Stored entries
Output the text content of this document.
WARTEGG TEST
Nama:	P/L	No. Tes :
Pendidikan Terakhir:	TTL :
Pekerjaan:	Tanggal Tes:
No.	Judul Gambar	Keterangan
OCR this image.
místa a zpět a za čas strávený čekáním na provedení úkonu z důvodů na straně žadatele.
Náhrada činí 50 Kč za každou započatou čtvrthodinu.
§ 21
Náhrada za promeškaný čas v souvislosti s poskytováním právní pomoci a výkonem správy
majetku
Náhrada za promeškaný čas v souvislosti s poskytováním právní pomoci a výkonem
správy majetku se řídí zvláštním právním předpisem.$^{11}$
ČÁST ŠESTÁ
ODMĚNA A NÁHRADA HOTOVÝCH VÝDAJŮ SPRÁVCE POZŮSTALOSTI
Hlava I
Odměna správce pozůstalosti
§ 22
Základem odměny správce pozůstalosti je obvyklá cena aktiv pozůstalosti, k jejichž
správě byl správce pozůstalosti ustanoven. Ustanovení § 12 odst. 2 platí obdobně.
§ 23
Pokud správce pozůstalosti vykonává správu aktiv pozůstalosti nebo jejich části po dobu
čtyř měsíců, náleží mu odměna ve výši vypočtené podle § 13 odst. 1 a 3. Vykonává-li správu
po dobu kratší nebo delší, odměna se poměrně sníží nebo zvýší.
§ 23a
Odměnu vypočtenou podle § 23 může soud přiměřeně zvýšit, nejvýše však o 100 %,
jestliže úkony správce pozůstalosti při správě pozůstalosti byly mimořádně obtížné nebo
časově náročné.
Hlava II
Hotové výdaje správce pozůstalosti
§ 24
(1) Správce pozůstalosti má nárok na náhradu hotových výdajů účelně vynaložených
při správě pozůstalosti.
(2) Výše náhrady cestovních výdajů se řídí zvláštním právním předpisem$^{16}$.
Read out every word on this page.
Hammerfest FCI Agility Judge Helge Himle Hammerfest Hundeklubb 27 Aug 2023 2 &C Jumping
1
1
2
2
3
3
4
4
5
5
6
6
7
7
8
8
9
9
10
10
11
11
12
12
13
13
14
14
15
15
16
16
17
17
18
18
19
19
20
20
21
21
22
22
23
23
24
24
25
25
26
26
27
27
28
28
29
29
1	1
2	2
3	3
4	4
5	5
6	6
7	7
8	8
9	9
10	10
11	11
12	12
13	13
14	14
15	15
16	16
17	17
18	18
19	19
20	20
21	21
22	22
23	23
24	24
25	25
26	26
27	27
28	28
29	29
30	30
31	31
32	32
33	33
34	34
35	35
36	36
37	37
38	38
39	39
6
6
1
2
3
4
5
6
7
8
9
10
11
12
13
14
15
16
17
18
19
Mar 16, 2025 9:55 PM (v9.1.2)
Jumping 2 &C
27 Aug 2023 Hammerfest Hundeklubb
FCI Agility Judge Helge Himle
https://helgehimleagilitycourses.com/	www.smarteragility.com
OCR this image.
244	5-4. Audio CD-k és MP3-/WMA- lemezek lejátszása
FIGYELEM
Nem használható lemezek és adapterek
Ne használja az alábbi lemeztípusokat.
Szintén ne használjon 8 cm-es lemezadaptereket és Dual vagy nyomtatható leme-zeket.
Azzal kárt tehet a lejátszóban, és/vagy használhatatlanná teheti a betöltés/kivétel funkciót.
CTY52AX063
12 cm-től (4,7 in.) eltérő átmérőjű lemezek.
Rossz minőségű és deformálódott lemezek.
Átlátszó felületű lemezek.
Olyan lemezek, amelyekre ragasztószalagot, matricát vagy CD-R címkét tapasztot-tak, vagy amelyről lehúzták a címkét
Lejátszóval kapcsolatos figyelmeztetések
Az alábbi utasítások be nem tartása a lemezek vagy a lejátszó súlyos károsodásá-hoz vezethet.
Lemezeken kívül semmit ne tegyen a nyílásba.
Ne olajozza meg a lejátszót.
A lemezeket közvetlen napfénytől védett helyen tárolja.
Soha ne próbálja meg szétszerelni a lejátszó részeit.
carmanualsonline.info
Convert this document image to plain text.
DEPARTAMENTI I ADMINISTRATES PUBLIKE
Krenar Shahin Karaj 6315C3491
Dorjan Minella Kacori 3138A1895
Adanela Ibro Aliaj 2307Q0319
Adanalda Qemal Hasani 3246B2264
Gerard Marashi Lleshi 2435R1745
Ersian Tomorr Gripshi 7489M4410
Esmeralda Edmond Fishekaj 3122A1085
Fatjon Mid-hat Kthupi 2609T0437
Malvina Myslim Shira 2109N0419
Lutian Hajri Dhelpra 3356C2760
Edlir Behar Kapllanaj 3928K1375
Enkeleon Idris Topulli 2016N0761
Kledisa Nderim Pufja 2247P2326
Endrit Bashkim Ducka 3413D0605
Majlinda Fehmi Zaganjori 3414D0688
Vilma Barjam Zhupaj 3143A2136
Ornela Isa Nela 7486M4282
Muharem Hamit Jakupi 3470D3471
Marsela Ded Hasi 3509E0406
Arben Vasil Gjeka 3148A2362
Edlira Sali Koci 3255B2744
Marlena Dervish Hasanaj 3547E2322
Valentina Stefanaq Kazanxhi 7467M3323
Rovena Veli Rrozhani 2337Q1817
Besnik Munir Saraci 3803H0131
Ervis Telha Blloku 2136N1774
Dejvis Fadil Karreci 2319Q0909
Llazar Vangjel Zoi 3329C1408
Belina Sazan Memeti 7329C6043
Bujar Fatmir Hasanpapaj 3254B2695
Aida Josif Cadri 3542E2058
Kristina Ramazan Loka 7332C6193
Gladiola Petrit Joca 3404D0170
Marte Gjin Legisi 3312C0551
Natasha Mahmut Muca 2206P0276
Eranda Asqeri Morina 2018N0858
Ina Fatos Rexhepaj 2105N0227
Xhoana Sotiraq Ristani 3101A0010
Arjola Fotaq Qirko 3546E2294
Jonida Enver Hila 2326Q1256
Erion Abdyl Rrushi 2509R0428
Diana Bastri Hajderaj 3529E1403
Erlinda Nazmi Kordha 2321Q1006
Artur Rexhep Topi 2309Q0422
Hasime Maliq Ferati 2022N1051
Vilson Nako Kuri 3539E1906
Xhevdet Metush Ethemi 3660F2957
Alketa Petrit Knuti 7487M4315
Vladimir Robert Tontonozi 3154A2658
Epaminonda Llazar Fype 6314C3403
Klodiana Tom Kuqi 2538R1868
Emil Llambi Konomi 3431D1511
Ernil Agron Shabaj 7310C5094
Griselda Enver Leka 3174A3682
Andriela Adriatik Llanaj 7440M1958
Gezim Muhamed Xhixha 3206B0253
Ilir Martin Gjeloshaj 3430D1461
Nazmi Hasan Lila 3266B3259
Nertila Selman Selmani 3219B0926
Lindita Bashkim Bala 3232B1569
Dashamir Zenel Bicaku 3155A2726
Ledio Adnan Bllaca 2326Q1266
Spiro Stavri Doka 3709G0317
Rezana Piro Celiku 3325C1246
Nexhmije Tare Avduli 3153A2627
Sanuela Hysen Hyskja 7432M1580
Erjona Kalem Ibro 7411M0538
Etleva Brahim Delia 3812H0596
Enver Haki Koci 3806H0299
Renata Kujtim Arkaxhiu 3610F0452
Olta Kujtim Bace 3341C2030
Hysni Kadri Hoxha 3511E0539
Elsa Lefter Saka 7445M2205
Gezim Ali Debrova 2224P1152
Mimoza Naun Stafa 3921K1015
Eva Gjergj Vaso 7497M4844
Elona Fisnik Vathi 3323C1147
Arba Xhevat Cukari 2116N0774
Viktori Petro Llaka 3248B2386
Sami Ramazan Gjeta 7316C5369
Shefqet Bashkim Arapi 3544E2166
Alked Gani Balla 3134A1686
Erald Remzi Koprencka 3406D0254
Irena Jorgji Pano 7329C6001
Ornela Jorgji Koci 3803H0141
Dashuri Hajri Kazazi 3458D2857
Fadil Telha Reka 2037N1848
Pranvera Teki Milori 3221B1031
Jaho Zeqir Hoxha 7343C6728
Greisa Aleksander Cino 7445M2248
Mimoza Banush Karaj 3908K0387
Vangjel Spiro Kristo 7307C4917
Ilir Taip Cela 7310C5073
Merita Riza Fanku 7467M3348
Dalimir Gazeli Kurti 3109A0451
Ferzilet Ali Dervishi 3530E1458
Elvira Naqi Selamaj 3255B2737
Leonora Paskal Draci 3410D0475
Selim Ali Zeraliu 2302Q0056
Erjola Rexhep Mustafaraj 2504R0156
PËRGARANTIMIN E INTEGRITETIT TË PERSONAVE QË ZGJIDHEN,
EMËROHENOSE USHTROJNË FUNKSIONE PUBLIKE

## Task details:
Check each line of the entries for the string "Vangjel". Copy the lines that have it.

## Complete answer:
Llazar Vangjel Zoi 3329C1408
Vangjel Spiro Kristo 7307C4917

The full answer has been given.